Pick out every line holding the string "active" and copy it.

[START]

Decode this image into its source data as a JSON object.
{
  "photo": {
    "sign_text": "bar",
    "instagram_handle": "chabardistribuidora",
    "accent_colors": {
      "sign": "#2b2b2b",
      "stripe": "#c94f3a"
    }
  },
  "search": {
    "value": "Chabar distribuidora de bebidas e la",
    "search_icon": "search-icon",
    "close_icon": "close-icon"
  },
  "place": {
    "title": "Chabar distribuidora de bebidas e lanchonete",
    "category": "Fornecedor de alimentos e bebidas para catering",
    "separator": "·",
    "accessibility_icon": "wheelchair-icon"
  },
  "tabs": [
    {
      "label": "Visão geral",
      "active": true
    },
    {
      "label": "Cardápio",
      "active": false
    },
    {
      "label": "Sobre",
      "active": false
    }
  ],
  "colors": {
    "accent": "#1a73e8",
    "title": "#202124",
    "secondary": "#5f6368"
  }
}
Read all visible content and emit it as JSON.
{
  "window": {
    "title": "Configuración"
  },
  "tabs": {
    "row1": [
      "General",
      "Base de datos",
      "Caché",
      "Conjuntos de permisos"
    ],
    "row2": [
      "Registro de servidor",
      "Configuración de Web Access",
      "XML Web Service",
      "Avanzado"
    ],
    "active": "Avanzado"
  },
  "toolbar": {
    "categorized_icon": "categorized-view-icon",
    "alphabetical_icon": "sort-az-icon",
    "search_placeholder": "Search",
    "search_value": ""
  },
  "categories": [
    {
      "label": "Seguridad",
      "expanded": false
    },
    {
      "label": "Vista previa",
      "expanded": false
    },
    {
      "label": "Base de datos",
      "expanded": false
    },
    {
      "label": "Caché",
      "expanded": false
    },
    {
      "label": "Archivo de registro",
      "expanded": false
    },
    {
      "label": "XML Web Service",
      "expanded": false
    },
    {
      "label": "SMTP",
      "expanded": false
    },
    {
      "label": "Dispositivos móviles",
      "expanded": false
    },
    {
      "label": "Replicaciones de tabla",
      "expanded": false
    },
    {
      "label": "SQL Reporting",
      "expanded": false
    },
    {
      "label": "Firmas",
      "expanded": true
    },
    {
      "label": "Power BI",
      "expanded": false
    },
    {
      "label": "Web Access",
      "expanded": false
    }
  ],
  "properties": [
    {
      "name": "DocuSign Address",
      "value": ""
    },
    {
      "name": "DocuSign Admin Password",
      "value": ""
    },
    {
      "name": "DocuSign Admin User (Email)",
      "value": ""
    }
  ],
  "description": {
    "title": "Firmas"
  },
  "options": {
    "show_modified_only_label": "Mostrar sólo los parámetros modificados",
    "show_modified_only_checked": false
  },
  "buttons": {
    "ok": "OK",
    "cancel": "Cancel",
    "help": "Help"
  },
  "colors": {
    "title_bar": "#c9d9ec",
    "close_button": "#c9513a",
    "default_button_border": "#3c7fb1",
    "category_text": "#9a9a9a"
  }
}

[END]
[START]

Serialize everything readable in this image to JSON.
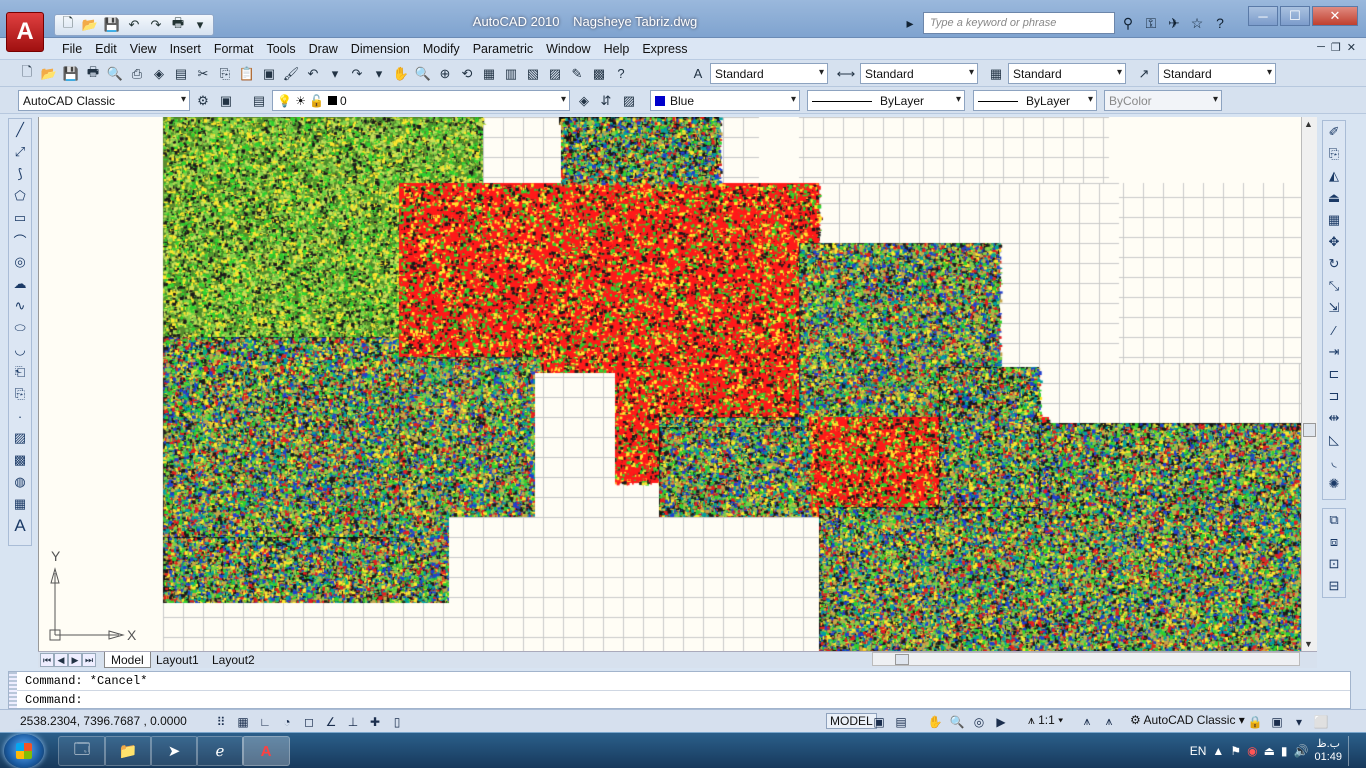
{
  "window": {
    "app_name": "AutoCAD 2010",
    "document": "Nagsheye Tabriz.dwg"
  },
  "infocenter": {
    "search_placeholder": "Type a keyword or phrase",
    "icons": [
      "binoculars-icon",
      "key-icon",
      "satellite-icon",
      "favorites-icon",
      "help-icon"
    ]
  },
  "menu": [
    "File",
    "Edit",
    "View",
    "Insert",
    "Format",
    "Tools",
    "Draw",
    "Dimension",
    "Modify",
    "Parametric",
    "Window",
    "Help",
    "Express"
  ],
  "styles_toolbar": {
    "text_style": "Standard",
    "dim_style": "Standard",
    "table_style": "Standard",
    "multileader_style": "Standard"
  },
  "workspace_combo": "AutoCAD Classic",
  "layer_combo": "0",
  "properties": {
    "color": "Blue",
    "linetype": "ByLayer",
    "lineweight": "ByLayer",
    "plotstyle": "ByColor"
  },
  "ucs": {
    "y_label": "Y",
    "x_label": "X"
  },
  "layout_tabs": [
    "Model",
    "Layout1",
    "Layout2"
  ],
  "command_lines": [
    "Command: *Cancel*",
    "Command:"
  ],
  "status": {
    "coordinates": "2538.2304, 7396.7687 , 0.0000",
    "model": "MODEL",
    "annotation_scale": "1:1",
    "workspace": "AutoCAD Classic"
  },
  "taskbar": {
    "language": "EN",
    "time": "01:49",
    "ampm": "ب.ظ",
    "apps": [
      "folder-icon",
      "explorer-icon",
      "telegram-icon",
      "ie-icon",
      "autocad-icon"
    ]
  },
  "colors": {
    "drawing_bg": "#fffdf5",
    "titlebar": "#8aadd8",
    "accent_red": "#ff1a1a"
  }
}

[END]

→ **Written solution**
      "active": true
      "active": false
      "active": false
    "active": "Avanzado"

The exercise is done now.